-- start --

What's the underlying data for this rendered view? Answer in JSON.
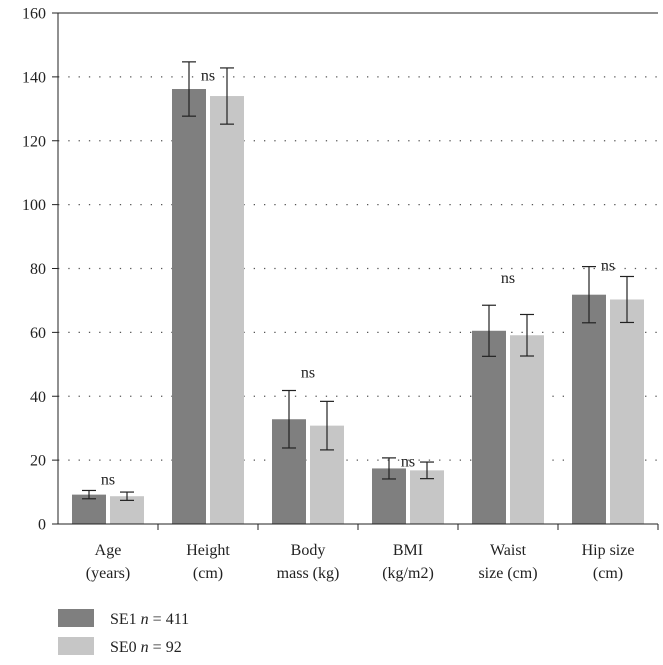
{
  "chart_data": {
    "type": "bar",
    "categories": [
      [
        "Age",
        "(years)"
      ],
      [
        "Height",
        "(cm)"
      ],
      [
        "Body",
        "mass (kg)"
      ],
      [
        "BMI",
        "(kg/m2)"
      ],
      [
        "Waist",
        "size (cm)"
      ],
      [
        "Hip size",
        "(cm)"
      ]
    ],
    "series": [
      {
        "prefix": "SE1 ",
        "n_symbol": "n",
        "n_value": " = 411",
        "color": "#7f7f7f",
        "values": [
          9.2,
          136.2,
          32.8,
          17.4,
          60.5,
          71.8
        ],
        "error": [
          1.3,
          8.5,
          9.0,
          3.3,
          8.0,
          8.8
        ]
      },
      {
        "prefix": "SE0 ",
        "n_symbol": "n",
        "n_value": " = 92",
        "color": "#c6c6c6",
        "values": [
          8.7,
          134.0,
          30.8,
          16.8,
          59.1,
          70.3
        ],
        "error": [
          1.3,
          8.8,
          7.6,
          2.6,
          6.5,
          7.2
        ]
      }
    ],
    "annotations": [
      "ns",
      "ns",
      "ns",
      "ns",
      "ns",
      "ns"
    ],
    "annotation_values": [
      14,
      140.5,
      47.5,
      19.5,
      77,
      81
    ],
    "ylim": [
      0,
      160
    ],
    "yticks": [
      "0",
      "20",
      "40",
      "60",
      "80",
      "100",
      "120",
      "140",
      "160"
    ],
    "grid": true,
    "legend_position": "bottom-left",
    "xlabel": "",
    "ylabel": "",
    "title": ""
  }
}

-- end --

→ Written request
Repeat all of the data above word for word, minus the pictures.

→ Problem solution
What's the underlying data for this rendered view? Answer in JSON.
{
  "chart_data": {
    "type": "bar",
    "categories": [
      [
        "Age",
        "(years)"
      ],
      [
        "Height",
        "(cm)"
      ],
      [
        "Body",
        "mass (kg)"
      ],
      [
        "BMI",
        "(kg/m2)"
      ],
      [
        "Waist",
        "size (cm)"
      ],
      [
        "Hip size",
        "(cm)"
      ]
    ],
    "series": [
      {
        "prefix": "SE1 ",
        "n_symbol": "n",
        "n_value": " = 411",
        "color": "#7f7f7f",
        "values": [
          9.2,
          136.2,
          32.8,
          17.4,
          60.5,
          71.8
        ],
        "error": [
          1.3,
          8.5,
          9.0,
          3.3,
          8.0,
          8.8
        ]
      },
      {
        "prefix": "SE0 ",
        "n_symbol": "n",
        "n_value": " = 92",
        "color": "#c6c6c6",
        "values": [
          8.7,
          134.0,
          30.8,
          16.8,
          59.1,
          70.3
        ],
        "error": [
          1.3,
          8.8,
          7.6,
          2.6,
          6.5,
          7.2
        ]
      }
    ],
    "annotations": [
      "ns",
      "ns",
      "ns",
      "ns",
      "ns",
      "ns"
    ],
    "annotation_values": [
      14,
      140.5,
      47.5,
      19.5,
      77,
      81
    ],
    "ylim": [
      0,
      160
    ],
    "yticks": [
      "0",
      "20",
      "40",
      "60",
      "80",
      "100",
      "120",
      "140",
      "160"
    ],
    "grid": true,
    "legend_position": "bottom-left",
    "xlabel": "",
    "ylabel": "",
    "title": ""
  }
}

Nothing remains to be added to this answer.